Collection entries:
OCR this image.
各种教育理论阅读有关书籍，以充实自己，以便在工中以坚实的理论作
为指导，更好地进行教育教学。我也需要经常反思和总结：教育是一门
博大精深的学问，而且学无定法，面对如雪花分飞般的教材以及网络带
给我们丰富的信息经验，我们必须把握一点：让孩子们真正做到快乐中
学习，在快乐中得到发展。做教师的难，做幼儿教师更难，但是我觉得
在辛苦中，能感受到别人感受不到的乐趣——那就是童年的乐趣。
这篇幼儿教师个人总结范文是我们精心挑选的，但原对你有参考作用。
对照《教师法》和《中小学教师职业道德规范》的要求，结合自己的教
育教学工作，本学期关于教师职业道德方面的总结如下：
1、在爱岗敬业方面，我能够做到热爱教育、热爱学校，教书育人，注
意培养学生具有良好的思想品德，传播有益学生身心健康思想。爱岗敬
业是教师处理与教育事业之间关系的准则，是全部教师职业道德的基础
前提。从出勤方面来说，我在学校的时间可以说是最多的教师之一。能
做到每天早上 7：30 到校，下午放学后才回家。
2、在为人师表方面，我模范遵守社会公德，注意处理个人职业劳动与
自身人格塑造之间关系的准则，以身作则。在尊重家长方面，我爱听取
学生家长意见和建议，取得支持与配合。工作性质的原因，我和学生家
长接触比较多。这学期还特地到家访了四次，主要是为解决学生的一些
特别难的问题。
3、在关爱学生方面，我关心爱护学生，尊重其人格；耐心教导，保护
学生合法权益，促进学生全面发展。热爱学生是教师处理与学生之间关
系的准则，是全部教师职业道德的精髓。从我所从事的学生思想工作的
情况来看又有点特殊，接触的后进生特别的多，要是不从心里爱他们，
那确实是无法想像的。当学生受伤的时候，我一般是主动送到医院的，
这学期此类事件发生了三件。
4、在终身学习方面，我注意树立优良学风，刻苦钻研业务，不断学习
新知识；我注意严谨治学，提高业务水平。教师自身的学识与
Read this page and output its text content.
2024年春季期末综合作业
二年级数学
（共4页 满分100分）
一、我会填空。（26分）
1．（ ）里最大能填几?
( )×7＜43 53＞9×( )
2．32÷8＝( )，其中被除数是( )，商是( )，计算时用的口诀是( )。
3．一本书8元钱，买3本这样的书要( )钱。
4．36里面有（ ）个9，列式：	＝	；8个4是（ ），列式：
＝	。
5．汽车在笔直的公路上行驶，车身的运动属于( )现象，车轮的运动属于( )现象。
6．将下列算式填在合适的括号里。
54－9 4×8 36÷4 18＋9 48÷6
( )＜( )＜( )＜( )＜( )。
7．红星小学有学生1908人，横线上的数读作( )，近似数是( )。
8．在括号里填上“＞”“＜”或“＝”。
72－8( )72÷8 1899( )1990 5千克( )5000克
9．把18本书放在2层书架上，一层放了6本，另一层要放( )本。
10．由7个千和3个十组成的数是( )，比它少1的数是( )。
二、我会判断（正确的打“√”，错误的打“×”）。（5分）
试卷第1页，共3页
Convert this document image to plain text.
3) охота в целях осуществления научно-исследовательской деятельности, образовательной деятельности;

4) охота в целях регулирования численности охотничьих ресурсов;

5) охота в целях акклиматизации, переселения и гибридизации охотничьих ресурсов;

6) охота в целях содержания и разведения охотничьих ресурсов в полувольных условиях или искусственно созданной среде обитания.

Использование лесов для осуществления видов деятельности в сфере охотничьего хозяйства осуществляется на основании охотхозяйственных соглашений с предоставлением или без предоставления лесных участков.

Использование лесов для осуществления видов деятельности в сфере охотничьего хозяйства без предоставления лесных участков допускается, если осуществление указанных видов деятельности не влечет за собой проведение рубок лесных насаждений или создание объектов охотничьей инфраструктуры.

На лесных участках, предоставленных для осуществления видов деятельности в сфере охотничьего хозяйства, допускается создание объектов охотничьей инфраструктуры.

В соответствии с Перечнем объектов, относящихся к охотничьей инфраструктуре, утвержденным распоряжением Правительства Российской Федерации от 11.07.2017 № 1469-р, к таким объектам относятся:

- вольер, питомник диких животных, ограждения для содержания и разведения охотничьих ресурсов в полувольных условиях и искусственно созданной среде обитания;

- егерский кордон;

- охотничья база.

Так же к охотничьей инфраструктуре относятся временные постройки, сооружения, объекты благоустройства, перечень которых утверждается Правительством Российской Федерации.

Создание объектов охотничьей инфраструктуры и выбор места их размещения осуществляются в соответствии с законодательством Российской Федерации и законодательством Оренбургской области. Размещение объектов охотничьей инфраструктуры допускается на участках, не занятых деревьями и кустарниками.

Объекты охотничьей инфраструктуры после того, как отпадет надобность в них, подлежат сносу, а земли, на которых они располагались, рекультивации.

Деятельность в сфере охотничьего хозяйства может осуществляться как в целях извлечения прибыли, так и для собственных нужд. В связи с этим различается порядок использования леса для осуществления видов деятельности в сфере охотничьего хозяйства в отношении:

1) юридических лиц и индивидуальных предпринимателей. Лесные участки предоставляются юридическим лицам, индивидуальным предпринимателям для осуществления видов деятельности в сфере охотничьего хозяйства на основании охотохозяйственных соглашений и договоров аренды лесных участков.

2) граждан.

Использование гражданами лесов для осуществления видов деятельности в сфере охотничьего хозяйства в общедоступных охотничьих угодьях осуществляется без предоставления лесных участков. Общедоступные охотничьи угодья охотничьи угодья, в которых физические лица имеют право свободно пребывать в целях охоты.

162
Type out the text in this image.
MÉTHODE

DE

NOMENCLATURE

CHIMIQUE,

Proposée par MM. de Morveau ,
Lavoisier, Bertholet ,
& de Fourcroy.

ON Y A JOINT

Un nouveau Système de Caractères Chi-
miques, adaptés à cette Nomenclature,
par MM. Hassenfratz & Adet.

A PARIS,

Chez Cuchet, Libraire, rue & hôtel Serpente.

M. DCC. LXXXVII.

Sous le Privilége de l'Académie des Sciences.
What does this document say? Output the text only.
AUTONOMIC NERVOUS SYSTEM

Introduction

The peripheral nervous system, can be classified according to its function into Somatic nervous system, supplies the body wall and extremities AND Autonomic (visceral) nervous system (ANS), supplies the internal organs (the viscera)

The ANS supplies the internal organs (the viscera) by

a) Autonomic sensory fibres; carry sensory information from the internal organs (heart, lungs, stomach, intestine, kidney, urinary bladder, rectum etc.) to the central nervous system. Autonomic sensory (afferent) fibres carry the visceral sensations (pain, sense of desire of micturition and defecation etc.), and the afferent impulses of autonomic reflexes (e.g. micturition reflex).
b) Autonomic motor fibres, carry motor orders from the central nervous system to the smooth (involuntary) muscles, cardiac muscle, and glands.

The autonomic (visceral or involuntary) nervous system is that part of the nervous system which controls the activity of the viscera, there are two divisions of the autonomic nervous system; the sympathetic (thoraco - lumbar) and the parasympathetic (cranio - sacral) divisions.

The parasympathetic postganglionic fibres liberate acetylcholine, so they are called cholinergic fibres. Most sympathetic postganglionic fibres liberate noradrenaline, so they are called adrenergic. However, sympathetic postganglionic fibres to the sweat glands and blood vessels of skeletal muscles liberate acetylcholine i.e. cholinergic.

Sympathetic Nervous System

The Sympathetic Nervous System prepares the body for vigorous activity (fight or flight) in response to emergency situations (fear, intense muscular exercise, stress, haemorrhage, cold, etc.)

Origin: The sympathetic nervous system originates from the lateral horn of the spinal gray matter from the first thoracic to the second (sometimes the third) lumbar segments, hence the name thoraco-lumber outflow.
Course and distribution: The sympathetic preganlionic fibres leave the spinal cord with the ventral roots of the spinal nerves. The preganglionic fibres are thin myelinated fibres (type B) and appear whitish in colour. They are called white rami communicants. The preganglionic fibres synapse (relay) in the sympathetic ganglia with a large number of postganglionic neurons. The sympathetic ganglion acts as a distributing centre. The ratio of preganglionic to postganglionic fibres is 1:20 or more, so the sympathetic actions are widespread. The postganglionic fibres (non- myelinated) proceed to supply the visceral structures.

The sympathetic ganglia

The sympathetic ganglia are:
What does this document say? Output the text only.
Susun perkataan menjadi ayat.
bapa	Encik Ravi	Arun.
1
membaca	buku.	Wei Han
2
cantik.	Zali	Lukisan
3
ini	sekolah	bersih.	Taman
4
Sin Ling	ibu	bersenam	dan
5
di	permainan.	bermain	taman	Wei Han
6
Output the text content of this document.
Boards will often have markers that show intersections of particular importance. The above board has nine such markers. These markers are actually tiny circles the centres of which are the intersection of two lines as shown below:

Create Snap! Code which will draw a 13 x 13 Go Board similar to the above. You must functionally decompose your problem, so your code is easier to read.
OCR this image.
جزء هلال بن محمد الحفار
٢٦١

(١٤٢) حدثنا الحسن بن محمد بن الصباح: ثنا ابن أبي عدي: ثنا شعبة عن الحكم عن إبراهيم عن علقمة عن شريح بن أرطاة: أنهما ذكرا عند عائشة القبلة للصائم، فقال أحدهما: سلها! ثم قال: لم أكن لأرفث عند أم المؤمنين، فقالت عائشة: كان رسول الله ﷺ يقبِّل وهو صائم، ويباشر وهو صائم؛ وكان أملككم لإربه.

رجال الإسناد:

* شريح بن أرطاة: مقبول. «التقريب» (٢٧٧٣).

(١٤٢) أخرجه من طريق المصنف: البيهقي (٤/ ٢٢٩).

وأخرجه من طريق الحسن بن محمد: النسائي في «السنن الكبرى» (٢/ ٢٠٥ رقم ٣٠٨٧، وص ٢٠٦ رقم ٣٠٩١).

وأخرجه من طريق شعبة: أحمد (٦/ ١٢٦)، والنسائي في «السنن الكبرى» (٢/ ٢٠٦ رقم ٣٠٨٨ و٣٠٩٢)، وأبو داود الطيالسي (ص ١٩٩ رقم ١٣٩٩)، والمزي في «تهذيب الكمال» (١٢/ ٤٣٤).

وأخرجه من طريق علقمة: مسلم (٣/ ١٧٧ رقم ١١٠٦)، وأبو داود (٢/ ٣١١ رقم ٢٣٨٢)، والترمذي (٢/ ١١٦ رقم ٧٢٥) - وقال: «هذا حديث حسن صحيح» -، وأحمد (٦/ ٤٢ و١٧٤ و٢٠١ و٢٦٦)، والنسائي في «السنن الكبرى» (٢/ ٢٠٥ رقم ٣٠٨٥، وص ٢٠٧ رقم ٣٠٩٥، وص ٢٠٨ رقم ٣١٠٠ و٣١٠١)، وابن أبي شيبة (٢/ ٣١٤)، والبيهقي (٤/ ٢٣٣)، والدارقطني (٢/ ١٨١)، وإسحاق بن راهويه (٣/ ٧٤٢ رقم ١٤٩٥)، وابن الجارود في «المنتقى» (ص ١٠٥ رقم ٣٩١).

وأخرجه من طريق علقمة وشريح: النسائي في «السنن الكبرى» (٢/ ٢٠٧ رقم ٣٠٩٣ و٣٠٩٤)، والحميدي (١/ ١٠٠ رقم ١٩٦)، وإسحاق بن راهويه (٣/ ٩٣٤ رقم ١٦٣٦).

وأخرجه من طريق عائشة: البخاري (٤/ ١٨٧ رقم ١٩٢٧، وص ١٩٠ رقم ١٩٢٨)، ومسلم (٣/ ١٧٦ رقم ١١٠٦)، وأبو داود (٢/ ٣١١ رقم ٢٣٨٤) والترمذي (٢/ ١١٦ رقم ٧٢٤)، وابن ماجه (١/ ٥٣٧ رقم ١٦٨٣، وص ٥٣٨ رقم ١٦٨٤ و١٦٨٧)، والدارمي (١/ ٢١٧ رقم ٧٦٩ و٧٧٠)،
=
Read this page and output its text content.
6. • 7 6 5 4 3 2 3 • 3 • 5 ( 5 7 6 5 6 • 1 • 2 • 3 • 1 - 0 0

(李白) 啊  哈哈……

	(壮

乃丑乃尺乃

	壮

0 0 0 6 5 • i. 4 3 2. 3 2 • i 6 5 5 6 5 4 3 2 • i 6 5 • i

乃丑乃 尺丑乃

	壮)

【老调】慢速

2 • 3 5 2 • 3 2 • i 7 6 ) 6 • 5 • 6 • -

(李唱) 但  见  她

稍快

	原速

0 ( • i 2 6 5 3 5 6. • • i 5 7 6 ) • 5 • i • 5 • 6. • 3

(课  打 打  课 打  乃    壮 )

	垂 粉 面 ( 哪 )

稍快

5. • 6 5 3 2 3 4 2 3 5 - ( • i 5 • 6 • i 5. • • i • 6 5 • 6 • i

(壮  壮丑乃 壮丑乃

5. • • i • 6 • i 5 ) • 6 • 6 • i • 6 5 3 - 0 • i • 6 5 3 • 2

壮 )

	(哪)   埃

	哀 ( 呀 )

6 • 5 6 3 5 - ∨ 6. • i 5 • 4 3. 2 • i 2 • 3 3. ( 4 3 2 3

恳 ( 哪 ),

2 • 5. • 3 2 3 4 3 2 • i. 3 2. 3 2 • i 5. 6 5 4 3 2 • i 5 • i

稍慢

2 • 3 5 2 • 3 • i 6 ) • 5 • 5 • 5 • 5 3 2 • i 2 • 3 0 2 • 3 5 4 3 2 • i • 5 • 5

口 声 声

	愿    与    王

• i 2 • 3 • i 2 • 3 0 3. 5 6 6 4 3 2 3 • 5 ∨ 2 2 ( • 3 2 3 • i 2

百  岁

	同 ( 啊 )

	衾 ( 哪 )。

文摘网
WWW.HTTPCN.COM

§ Task statement
Report only the count of lines that include the string "разведения".

§ Solution to this problem
2